▸ **Your task**
The lines to transcribe begin with the one containing "Transcribe the text in this document." and end with the last line below; reproduce them exactly, without the pictures.

[Dataset entries]
◇ ◇ ◇

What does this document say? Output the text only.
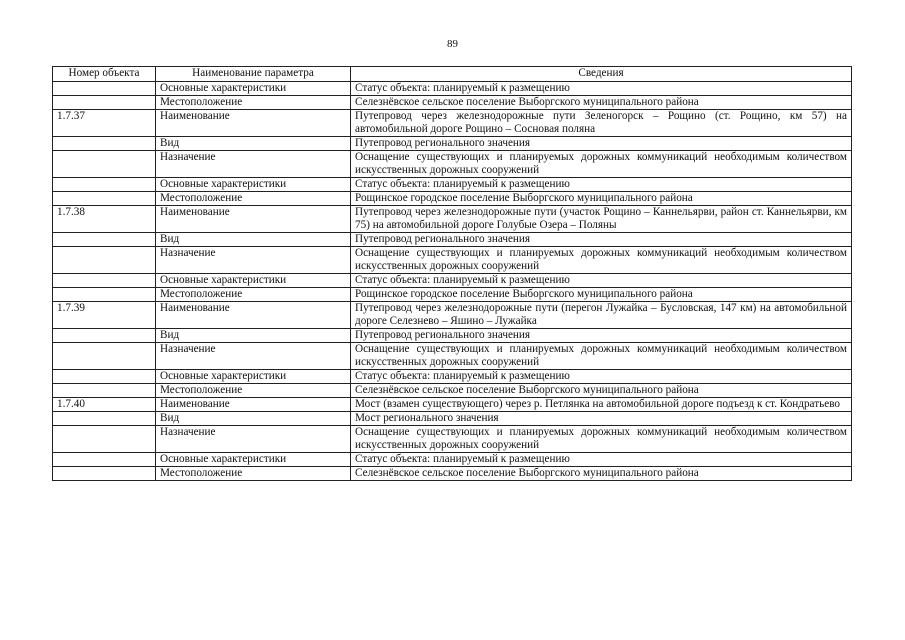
89
Номер объекта	Наименование параметра	Сведения
	Основные характеристики	Статус объекта: планируемый к размещению
	Местоположение	Селезнёвское сельское поселение Выборгского муниципального района
1.7.37	Наименование	Путепровод через железнодорожные пути Зеленогорск – Рощино (ст. Рощино, км 57) на автомобильной дороге Рощино – Сосновая поляна
	Вид	Путепровод регионального значения
	Назначение	Оснащение существующих и планируемых дорожных коммуникаций необходимым количеством искусственных дорожных сооружений
	Основные характеристики	Статус объекта: планируемый к размещению
	Местоположение	Рощинское городское поселение Выборгского муниципального района
1.7.38	Наименование	Путепровод через железнодорожные пути (участок Рощино – Каннельярви, район ст. Каннельярви, км 75) на автомобильной дороге Голубые Озера – Поляны
	Вид	Путепровод регионального значения
	Назначение	Оснащение существующих и планируемых дорожных коммуникаций необходимым количеством искусственных дорожных сооружений
	Основные характеристики	Статус объекта: планируемый к размещению
	Местоположение	Рощинское городское поселение Выборгского муниципального района
1.7.39	Наименование	Путепровод через железнодорожные пути (перегон Лужайка – Бусловская, 147 км) на автомобильной дороге Селезнево – Яшино – Лужайка
	Вид	Путепровод регионального значения
	Назначение	Оснащение существующих и планируемых дорожных коммуникаций необходимым количеством искусственных дорожных сооружений
	Основные характеристики	Статус объекта: планируемый к размещению
	Местоположение	Селезнёвское сельское поселение Выборгского муниципального района
1.7.40	Наименование	Мост (взамен существующего) через р. Петлянка на автомобильной дороге подъезд к ст. Кондратьево
	Вид	Мост регионального значения
	Назначение	Оснащение существующих и планируемых дорожных коммуникаций необходимым количеством искусственных дорожных сооружений
	Основные характеристики	Статус объекта: планируемый к размещению
	Местоположение	Селезнёвское сельское поселение Выборгского муниципального района
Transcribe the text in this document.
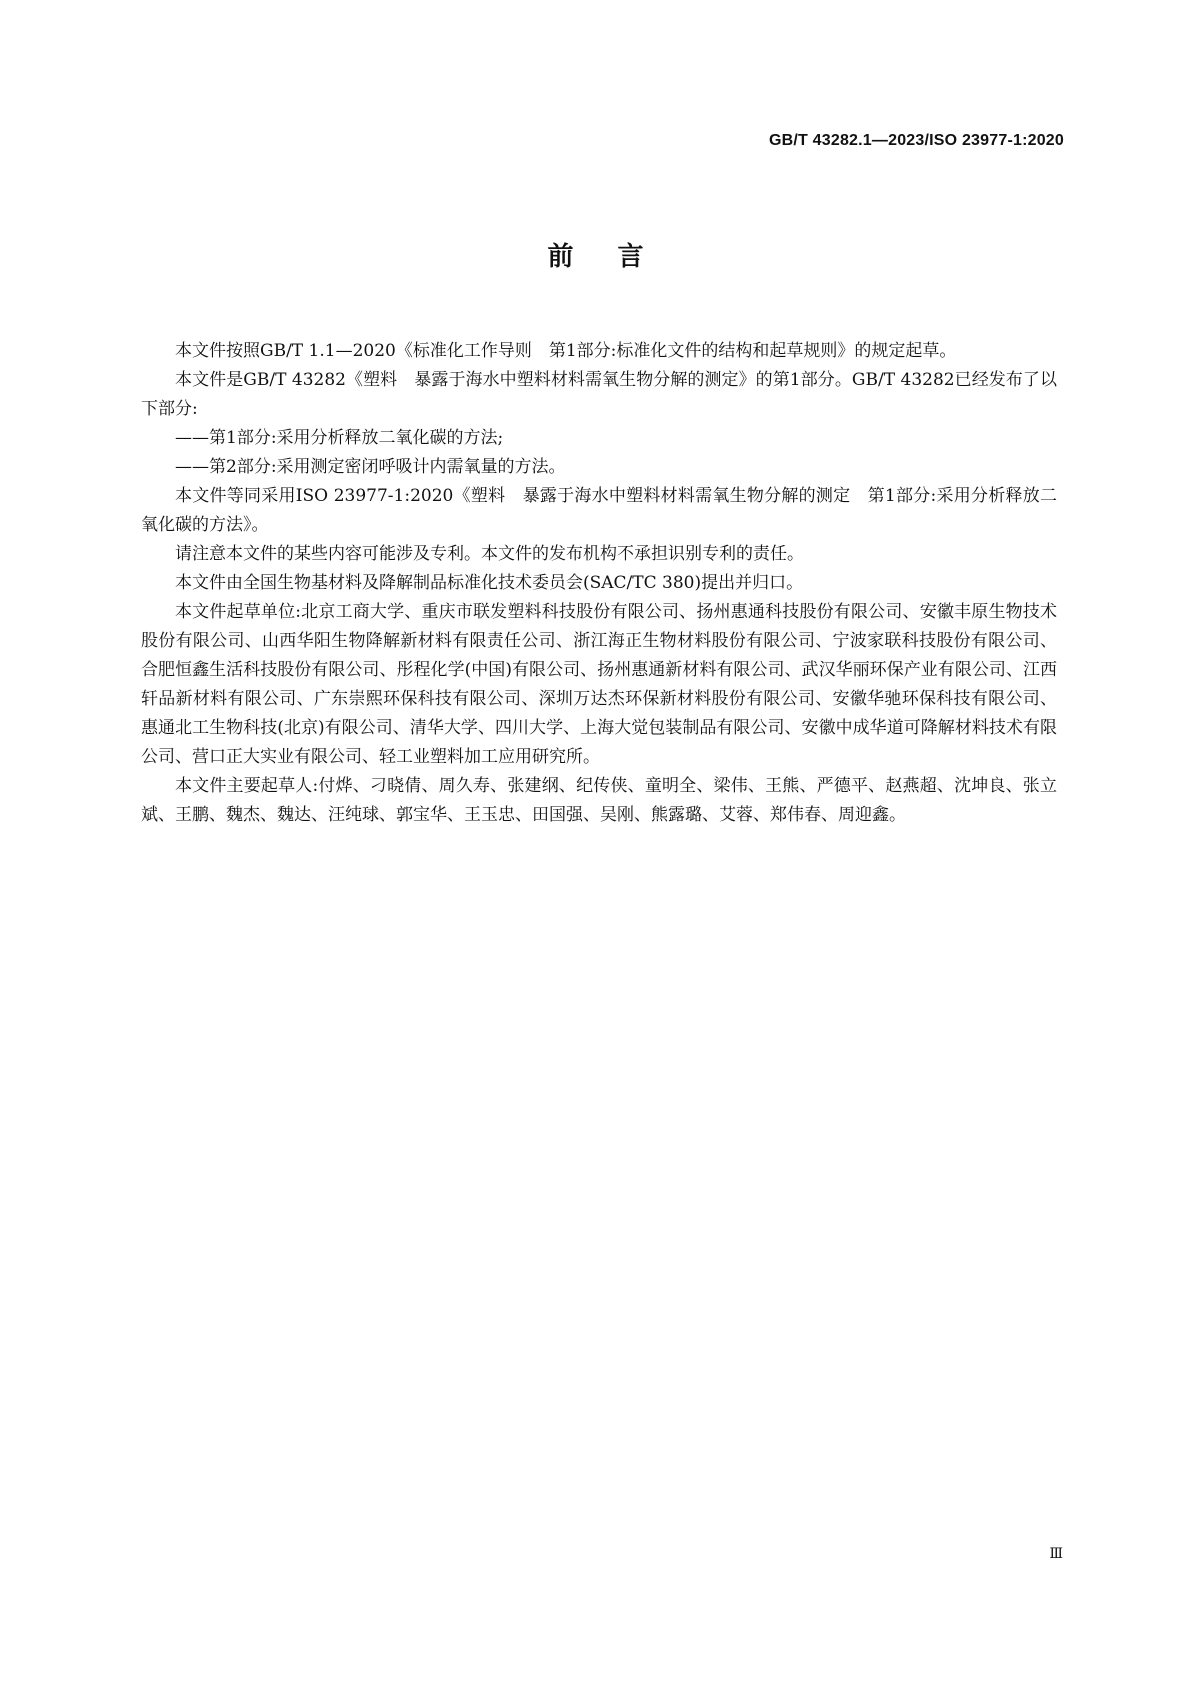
GB/T 43282.1—2023/ISO 23977-1:2020
前言

本文件按照GB/T 1.1—2020《标准化工作导则　第1部分:标准化文件的结构和起草规则》的规定起草。

本文件是GB/T 43282《塑料　暴露于海水中塑料材料需氧生物分解的测定》的第1部分。GB/T 43282已经发布了以下部分:

——第1部分:采用分析释放二氧化碳的方法;

——第2部分:采用测定密闭呼吸计内需氧量的方法。

本文件等同采用ISO 23977-1:2020《塑料　暴露于海水中塑料材料需氧生物分解的测定　第1部分:采用分析释放二氧化碳的方法》。

请注意本文件的某些内容可能涉及专利。本文件的发布机构不承担识别专利的责任。

本文件由全国生物基材料及降解制品标准化技术委员会(SAC/TC 380)提出并归口。

本文件起草单位:北京工商大学、重庆市联发塑料科技股份有限公司、扬州惠通科技股份有限公司、安徽丰原生物技术股份有限公司、山西华阳生物降解新材料有限责任公司、浙江海正生物材料股份有限公司、宁波家联科技股份有限公司、合肥恒鑫生活科技股份有限公司、彤程化学(中国)有限公司、扬州惠通新材料有限公司、武汉华丽环保产业有限公司、江西轩品新材料有限公司、广东崇熙环保科技有限公司、深圳万达杰环保新材料股份有限公司、安徽华驰环保科技有限公司、惠通北工生物科技(北京)有限公司、清华大学、四川大学、上海大觉包装制品有限公司、安徽中成华道可降解材料技术有限公司、营口正大实业有限公司、轻工业塑料加工应用研究所。

本文件主要起草人:付烨、刁晓倩、周久寿、张建纲、纪传侠、童明全、梁伟、王熊、严德平、赵燕超、沈坤良、张立斌、王鹏、魏杰、魏达、汪纯球、郭宝华、王玉忠、田国强、吴刚、熊露璐、艾蓉、郑伟春、周迎鑫。

Ⅲ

◇ ◇ ◇

▸ **Full output**
Transcribe the text in this document.
GB/T 43282.1—2023/ISO 23977-1:2020
前言

本文件按照GB/T 1.1—2020《标准化工作导则　第1部分:标准化文件的结构和起草规则》的规定起草。

本文件是GB/T 43282《塑料　暴露于海水中塑料材料需氧生物分解的测定》的第1部分。GB/T 43282已经发布了以下部分:

——第1部分:采用分析释放二氧化碳的方法;

——第2部分:采用测定密闭呼吸计内需氧量的方法。

本文件等同采用ISO 23977-1:2020《塑料　暴露于海水中塑料材料需氧生物分解的测定　第1部分:采用分析释放二氧化碳的方法》。

请注意本文件的某些内容可能涉及专利。本文件的发布机构不承担识别专利的责任。

本文件由全国生物基材料及降解制品标准化技术委员会(SAC/TC 380)提出并归口。

本文件起草单位:北京工商大学、重庆市联发塑料科技股份有限公司、扬州惠通科技股份有限公司、安徽丰原生物技术股份有限公司、山西华阳生物降解新材料有限责任公司、浙江海正生物材料股份有限公司、宁波家联科技股份有限公司、合肥恒鑫生活科技股份有限公司、彤程化学(中国)有限公司、扬州惠通新材料有限公司、武汉华丽环保产业有限公司、江西轩品新材料有限公司、广东崇熙环保科技有限公司、深圳万达杰环保新材料股份有限公司、安徽华驰环保科技有限公司、惠通北工生物科技(北京)有限公司、清华大学、四川大学、上海大觉包装制品有限公司、安徽中成华道可降解材料技术有限公司、营口正大实业有限公司、轻工业塑料加工应用研究所。

本文件主要起草人:付烨、刁晓倩、周久寿、张建纲、纪传侠、童明全、梁伟、王熊、严德平、赵燕超、沈坤良、张立斌、王鹏、魏杰、魏达、汪纯球、郭宝华、王玉忠、田国强、吴刚、熊露璐、艾蓉、郑伟春、周迎鑫。

Ⅲ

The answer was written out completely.